**ROWS**

>> Begin

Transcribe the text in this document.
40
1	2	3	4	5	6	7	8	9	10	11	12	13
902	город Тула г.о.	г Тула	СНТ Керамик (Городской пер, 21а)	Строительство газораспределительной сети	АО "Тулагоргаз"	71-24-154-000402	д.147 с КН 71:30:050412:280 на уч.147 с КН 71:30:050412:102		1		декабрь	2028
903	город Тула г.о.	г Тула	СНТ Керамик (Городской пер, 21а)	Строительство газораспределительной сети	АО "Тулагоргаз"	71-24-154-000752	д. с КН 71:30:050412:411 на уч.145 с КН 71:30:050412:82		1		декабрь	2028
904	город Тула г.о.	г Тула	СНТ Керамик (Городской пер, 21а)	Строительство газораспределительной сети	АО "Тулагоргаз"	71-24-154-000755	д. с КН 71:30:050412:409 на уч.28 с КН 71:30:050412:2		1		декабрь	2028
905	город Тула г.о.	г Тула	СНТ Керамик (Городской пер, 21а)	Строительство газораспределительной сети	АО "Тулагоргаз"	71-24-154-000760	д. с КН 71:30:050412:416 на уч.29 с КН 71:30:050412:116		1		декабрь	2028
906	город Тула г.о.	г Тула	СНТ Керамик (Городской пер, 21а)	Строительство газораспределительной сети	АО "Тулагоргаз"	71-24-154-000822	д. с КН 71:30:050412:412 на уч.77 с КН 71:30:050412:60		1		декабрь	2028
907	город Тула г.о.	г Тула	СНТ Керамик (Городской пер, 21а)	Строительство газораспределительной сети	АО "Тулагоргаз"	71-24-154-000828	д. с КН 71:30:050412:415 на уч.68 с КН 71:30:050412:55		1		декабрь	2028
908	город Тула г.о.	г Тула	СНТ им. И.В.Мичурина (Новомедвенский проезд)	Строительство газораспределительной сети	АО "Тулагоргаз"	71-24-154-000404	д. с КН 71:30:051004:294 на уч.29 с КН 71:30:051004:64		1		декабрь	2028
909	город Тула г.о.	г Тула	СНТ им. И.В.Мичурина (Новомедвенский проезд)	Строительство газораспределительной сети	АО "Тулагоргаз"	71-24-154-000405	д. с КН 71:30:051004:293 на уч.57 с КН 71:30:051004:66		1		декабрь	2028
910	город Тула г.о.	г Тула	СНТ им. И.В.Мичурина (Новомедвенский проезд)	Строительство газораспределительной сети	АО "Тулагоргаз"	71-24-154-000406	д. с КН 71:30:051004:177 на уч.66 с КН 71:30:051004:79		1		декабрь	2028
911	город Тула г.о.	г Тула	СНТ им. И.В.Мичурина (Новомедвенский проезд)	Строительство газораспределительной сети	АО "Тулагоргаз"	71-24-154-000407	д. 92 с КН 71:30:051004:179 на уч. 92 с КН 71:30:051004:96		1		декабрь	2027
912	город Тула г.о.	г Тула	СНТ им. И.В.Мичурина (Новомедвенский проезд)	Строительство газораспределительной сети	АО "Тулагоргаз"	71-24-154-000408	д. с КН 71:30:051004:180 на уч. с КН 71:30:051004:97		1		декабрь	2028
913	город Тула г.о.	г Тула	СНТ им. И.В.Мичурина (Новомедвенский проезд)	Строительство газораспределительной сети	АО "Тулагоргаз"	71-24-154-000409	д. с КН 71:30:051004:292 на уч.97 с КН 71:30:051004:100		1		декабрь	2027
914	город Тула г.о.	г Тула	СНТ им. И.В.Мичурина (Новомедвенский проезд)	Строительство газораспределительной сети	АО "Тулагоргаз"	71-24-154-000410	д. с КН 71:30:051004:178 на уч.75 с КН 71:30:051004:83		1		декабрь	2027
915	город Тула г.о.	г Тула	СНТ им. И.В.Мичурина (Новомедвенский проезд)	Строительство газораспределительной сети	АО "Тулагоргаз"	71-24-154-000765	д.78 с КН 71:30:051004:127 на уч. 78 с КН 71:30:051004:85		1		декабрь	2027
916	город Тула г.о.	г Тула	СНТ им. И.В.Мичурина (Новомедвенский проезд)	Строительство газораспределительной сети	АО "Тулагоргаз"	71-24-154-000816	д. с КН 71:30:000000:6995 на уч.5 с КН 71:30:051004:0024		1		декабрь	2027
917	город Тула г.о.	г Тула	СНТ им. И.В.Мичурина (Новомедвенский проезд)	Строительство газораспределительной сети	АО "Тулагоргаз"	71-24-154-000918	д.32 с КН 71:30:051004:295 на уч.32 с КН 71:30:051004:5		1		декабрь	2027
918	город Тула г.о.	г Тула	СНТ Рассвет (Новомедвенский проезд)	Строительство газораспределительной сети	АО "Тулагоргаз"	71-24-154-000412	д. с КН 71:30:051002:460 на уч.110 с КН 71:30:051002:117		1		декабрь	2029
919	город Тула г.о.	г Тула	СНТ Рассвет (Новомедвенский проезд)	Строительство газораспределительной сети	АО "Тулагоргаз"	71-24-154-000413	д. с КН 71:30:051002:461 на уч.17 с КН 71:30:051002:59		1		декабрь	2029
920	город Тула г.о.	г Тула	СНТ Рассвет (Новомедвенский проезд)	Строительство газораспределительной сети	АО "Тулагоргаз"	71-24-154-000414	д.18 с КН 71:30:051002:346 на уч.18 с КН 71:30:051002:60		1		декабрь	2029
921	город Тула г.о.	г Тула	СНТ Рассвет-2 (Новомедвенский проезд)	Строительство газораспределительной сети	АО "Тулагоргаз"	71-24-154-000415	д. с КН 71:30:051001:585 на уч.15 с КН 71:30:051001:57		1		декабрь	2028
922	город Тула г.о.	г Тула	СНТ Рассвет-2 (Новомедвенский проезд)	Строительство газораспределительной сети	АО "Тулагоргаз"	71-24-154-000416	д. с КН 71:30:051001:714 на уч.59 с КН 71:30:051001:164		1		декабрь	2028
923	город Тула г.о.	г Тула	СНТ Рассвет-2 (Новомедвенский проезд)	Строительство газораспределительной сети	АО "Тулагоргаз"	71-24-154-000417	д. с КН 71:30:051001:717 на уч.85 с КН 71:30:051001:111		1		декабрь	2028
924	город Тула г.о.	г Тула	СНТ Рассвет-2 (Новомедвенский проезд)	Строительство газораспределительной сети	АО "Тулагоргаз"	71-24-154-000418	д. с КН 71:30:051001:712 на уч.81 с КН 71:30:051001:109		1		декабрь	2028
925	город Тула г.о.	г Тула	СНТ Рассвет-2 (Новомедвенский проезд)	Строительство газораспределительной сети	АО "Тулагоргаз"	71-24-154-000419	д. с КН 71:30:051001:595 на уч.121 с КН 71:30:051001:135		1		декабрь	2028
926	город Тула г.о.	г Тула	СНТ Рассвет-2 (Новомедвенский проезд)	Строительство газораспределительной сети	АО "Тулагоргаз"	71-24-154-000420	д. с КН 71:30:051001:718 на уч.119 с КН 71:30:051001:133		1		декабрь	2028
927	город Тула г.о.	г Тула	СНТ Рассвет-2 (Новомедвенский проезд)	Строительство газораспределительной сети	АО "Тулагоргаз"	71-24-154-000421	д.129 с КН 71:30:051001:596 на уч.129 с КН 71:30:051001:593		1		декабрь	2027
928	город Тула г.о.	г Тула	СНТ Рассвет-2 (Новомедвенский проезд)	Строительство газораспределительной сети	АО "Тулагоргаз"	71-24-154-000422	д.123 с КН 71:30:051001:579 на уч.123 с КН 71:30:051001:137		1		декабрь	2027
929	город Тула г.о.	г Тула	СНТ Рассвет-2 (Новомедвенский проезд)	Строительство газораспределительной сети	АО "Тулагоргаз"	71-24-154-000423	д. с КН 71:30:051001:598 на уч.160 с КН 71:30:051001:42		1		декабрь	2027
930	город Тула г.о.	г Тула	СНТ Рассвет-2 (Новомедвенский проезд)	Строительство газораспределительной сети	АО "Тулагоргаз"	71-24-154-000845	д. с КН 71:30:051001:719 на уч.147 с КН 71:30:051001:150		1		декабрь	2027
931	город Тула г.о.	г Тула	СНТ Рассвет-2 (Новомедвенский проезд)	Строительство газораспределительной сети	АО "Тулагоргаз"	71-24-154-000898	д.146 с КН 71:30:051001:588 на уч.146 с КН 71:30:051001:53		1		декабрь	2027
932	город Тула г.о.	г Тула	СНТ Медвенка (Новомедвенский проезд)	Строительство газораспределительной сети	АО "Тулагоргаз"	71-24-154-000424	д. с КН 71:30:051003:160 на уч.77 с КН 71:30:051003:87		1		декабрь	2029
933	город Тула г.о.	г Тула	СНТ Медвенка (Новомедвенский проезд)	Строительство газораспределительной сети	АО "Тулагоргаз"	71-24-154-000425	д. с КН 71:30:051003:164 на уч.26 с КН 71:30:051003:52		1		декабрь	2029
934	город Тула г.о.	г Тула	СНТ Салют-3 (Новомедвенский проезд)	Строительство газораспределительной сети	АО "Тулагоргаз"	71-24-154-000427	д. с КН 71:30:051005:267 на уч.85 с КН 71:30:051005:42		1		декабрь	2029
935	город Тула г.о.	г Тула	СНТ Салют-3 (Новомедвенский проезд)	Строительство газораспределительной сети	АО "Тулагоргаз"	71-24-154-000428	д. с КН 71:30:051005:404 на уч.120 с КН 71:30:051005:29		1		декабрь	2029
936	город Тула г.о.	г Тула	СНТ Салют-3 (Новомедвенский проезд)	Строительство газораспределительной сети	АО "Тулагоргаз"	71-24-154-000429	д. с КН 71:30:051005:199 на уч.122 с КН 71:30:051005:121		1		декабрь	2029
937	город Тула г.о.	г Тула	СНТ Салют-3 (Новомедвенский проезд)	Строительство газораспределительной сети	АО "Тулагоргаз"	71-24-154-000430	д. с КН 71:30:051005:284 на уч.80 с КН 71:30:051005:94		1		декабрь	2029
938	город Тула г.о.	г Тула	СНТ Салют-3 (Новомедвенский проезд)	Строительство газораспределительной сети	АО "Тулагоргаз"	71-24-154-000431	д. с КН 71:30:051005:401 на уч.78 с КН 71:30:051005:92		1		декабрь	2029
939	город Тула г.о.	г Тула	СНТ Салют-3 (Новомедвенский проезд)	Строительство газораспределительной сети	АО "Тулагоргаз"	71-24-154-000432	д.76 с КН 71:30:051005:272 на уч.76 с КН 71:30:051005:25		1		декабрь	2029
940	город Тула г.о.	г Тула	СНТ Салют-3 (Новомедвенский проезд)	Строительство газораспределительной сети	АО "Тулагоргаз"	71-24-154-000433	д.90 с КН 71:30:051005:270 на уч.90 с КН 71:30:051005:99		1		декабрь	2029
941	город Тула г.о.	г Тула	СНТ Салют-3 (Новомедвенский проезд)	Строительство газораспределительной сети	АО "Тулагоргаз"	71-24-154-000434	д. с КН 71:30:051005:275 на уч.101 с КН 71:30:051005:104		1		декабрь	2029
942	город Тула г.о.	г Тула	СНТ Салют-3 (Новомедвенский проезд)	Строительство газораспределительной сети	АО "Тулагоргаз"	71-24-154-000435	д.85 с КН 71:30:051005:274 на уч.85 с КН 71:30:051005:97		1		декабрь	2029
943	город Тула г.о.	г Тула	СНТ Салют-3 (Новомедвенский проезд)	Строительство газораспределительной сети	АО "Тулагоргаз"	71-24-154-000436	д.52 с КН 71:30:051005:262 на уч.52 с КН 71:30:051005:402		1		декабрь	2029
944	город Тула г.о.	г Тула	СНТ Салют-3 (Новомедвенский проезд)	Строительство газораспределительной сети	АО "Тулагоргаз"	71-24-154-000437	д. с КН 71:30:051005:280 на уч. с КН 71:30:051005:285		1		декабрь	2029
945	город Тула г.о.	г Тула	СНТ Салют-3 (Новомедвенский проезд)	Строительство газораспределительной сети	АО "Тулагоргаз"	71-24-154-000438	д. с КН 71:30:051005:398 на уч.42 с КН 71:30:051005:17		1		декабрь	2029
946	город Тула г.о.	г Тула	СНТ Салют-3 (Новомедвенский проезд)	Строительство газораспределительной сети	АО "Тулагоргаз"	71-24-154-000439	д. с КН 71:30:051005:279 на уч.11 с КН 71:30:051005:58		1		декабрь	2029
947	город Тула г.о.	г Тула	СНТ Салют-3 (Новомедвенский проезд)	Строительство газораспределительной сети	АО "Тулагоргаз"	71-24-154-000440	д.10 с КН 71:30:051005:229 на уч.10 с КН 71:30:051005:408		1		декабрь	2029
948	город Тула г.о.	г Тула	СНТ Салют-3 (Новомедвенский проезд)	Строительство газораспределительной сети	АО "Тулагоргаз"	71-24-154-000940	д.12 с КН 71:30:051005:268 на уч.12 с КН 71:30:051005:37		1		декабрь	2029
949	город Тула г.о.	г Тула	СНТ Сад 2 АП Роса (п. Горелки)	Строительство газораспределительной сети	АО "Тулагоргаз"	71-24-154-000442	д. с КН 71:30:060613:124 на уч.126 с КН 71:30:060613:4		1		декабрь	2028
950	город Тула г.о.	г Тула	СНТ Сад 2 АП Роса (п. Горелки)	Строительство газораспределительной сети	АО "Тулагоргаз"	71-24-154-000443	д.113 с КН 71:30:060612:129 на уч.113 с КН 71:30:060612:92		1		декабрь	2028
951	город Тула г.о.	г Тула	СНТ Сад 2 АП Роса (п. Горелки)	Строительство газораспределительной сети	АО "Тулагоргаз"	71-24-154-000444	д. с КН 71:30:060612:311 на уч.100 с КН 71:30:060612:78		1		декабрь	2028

>> End

Check every line of the material for the string "Медвенка" and give the number of lines that have it, without anything else.

2